**What needs to be done**
Quote, word for word, every line starting at the line that contains "Type out the text in this image." and ending with the last line of the records; include both of these lines and no others.

[start]

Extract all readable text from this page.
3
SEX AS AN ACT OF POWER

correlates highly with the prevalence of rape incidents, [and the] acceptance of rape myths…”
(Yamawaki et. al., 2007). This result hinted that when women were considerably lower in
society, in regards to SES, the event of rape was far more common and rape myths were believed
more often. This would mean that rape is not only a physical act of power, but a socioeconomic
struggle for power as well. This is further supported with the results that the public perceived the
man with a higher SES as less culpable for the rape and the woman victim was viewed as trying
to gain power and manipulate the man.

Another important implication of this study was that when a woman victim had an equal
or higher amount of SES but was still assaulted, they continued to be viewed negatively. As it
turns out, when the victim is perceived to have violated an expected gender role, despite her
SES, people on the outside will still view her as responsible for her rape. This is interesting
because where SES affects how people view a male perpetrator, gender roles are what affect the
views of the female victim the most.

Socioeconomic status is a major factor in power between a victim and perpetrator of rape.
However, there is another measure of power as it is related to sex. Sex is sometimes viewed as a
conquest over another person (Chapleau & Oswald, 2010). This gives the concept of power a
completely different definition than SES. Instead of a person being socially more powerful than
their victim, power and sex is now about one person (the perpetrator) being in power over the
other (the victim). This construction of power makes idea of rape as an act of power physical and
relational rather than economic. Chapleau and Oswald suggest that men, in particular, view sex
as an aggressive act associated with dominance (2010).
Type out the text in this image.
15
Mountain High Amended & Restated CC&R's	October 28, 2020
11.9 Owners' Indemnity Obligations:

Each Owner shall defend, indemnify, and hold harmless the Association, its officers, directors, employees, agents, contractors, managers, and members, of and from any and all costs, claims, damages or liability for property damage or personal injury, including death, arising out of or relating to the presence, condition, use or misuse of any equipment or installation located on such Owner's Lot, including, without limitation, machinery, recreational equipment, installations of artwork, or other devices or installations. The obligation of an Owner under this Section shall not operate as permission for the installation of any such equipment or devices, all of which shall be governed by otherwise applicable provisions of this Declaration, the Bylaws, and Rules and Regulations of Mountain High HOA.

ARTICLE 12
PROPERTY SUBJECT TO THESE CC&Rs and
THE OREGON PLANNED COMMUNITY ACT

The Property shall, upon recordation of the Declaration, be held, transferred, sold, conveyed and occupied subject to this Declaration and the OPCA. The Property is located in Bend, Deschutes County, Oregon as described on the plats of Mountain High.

[end]

**The result**
Type out the text in this image.
15
Mountain High Amended & Restated CC&R's	October 28, 2020
11.9 Owners' Indemnity Obligations:

Each Owner shall defend, indemnify, and hold harmless the Association, its officers, directors, employees, agents, contractors, managers, and members, of and from any and all costs, claims, damages or liability for property damage or personal injury, including death, arising out of or relating to the presence, condition, use or misuse of any equipment or installation located on such Owner's Lot, including, without limitation, machinery, recreational equipment, installations of artwork, or other devices or installations. The obligation of an Owner under this Section shall not operate as permission for the installation of any such equipment or devices, all of which shall be governed by otherwise applicable provisions of this Declaration, the Bylaws, and Rules and Regulations of Mountain High HOA.

ARTICLE 12
PROPERTY SUBJECT TO THESE CC&Rs and
THE OREGON PLANNED COMMUNITY ACT

The Property shall, upon recordation of the Declaration, be held, transferred, sold, conveyed and occupied subject to this Declaration and the OPCA. The Property is located in Bend, Deschutes County, Oregon as described on the plats of Mountain High.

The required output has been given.